(Saved data entries)
************

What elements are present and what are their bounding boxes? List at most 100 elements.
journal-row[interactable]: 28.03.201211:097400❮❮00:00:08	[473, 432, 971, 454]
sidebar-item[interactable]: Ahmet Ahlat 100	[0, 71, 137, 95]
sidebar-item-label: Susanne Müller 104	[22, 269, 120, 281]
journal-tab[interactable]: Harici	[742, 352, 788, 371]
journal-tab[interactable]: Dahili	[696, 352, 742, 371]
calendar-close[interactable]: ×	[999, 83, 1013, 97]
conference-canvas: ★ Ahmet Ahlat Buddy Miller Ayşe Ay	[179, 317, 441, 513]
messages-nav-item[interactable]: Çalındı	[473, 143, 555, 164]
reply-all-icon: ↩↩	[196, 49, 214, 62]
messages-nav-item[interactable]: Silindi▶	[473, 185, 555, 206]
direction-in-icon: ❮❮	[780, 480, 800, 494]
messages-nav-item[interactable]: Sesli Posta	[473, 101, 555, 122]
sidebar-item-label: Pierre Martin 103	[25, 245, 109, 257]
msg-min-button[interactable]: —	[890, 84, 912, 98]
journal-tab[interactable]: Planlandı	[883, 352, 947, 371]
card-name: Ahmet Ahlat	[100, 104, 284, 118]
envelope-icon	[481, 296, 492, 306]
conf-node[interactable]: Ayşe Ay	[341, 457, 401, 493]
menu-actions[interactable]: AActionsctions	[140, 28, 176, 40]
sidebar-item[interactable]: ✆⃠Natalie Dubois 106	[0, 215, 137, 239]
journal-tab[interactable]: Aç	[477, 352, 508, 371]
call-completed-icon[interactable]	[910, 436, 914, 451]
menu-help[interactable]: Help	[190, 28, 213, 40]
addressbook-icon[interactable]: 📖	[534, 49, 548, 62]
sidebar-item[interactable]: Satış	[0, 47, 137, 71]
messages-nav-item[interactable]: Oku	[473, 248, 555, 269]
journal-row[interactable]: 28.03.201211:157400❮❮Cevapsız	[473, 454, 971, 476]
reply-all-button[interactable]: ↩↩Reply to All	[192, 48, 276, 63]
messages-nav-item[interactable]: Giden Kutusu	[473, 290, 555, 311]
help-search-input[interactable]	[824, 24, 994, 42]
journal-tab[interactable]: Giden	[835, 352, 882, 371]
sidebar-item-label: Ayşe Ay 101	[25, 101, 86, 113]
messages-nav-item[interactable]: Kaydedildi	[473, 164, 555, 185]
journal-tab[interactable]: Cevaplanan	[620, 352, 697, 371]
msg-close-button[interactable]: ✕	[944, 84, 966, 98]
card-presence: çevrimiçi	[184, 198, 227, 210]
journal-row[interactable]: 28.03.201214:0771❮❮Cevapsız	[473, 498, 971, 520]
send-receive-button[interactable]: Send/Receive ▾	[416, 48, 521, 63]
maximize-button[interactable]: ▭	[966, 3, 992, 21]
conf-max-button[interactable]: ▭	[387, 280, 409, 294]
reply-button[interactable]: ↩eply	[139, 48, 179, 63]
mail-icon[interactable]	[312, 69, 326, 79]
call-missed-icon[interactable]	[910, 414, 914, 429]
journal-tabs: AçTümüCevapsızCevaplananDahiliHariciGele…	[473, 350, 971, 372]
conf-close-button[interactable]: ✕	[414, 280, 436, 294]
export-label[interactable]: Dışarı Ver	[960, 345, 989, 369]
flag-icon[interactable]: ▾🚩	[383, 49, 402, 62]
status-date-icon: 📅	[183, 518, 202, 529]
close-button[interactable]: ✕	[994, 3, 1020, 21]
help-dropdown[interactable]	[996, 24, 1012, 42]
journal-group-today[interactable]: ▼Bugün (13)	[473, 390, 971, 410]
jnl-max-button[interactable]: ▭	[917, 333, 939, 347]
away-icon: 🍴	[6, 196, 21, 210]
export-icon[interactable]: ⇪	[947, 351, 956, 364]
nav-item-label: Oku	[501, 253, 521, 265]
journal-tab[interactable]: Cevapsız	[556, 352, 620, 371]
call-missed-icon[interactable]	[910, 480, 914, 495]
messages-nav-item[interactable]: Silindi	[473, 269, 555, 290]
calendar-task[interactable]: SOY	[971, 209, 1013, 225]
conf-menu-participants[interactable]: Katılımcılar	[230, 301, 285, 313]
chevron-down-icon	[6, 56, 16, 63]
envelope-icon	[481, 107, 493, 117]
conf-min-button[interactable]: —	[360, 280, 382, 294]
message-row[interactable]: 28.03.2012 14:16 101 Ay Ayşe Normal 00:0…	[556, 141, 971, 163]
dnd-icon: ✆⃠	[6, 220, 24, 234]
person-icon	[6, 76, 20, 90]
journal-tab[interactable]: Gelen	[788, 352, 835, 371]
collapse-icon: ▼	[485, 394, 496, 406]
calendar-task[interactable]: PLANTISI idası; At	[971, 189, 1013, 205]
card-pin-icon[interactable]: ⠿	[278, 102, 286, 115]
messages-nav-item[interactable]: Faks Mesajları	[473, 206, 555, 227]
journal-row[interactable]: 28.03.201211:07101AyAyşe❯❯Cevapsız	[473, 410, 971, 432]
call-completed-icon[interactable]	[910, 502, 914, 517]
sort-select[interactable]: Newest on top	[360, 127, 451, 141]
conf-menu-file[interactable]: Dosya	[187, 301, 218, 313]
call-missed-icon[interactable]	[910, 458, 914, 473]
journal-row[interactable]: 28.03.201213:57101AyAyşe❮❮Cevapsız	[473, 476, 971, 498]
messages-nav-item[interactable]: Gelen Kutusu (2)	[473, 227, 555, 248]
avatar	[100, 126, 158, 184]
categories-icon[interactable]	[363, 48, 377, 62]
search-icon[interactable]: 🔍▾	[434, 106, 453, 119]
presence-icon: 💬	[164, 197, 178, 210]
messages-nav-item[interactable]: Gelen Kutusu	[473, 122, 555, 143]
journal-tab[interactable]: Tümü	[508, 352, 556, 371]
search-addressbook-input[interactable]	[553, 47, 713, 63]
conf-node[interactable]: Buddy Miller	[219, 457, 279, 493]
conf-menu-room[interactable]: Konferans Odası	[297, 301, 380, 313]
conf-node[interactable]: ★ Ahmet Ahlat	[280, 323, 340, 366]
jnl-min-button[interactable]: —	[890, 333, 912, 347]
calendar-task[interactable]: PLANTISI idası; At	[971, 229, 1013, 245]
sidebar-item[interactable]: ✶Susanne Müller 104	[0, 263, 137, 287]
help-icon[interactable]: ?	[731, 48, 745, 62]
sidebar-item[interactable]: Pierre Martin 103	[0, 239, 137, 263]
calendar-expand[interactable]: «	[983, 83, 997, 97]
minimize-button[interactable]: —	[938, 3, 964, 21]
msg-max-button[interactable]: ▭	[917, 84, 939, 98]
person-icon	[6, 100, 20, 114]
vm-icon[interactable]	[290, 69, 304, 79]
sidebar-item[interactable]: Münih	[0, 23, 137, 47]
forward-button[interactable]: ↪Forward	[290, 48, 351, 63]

************

Exercise brief: Rewrite the lines from the start through the line containing "164, 555, 185]", changing "journal-tab" to "journal-filter" and leaving everything else unchanged.

Exercise solution:
What elements are present and what are their bounding boxes? List at most 100 elements.
journal-row[interactable]: 28.03.201211:097400❮❮00:00:08	[473, 432, 971, 454]
sidebar-item[interactable]: Ahmet Ahlat 100	[0, 71, 137, 95]
sidebar-item-label: Susanne Müller 104	[22, 269, 120, 281]
journal-filter[interactable]: Harici	[742, 352, 788, 371]
journal-filter[interactable]: Dahili	[696, 352, 742, 371]
calendar-close[interactable]: ×	[999, 83, 1013, 97]
conference-canvas: ★ Ahmet Ahlat Buddy Miller Ayşe Ay	[179, 317, 441, 513]
messages-nav-item[interactable]: Çalındı	[473, 143, 555, 164]
reply-all-icon: ↩↩	[196, 49, 214, 62]
messages-nav-item[interactable]: Silindi▶	[473, 185, 555, 206]
direction-in-icon: ❮❮	[780, 480, 800, 494]
messages-nav-item[interactable]: Sesli Posta	[473, 101, 555, 122]
sidebar-item-label: Pierre Martin 103	[25, 245, 109, 257]
msg-min-button[interactable]: —	[890, 84, 912, 98]
journal-filter[interactable]: Planlandı	[883, 352, 947, 371]
card-name: Ahmet Ahlat	[100, 104, 284, 118]
envelope-icon	[481, 296, 492, 306]
conf-node[interactable]: Ayşe Ay	[341, 457, 401, 493]
menu-actions[interactable]: AActionsctions	[140, 28, 176, 40]
sidebar-item[interactable]: ✆⃠Natalie Dubois 106	[0, 215, 137, 239]
journal-filter[interactable]: Aç	[477, 352, 508, 371]
call-completed-icon[interactable]	[910, 436, 914, 451]
menu-help[interactable]: Help	[190, 28, 213, 40]
addressbook-icon[interactable]: 📖	[534, 49, 548, 62]
sidebar-item[interactable]: Satış	[0, 47, 137, 71]
messages-nav-item[interactable]: Oku	[473, 248, 555, 269]
journal-row[interactable]: 28.03.201211:157400❮❮Cevapsız	[473, 454, 971, 476]
reply-all-button[interactable]: ↩↩Reply to All	[192, 48, 276, 63]
messages-nav-item[interactable]: Giden Kutusu	[473, 290, 555, 311]
help-search-input[interactable]	[824, 24, 994, 42]
journal-filter[interactable]: Giden	[835, 352, 882, 371]
sidebar-item-label: Ayşe Ay 101	[25, 101, 86, 113]
messages-nav-item[interactable]: Kaydedildi	[473, 164, 555, 185]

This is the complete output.